» **Exercise objective**:
Where does the string "plus" appear in the records? Copy every line that contains it.

[Dataset records]
╔══

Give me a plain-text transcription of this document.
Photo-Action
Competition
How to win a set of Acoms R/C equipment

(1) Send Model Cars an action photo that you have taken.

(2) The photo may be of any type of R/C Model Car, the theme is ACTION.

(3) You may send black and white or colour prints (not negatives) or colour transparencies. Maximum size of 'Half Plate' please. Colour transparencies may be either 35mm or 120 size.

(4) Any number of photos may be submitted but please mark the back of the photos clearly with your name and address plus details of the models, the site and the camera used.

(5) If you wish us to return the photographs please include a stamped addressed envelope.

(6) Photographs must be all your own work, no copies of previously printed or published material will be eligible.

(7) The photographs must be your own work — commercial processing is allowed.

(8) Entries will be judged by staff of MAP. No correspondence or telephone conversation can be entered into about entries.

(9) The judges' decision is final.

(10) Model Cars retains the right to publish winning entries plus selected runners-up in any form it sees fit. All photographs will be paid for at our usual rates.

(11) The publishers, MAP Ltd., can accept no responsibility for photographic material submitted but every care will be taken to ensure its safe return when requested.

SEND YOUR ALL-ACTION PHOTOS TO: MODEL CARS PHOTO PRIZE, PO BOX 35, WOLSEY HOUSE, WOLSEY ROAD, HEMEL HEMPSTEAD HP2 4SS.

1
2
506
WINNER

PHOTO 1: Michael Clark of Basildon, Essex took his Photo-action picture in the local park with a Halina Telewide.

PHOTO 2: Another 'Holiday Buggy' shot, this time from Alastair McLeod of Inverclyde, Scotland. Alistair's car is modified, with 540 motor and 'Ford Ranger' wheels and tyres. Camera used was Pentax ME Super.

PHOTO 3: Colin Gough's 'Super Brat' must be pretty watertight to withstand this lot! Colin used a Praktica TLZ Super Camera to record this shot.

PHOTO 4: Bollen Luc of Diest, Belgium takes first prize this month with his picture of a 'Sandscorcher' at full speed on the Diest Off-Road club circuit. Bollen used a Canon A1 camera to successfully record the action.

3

╚══

» **Correct output**:
(4) Any number of photos may be submitted but please mark the back of the photos clearly with your name and address plus details of the models, the site and the camera used.
(10) Model Cars retains the right to publish winning entries plus selected runners-up in any form it sees fit. All photographs will be paid for at our usual rates.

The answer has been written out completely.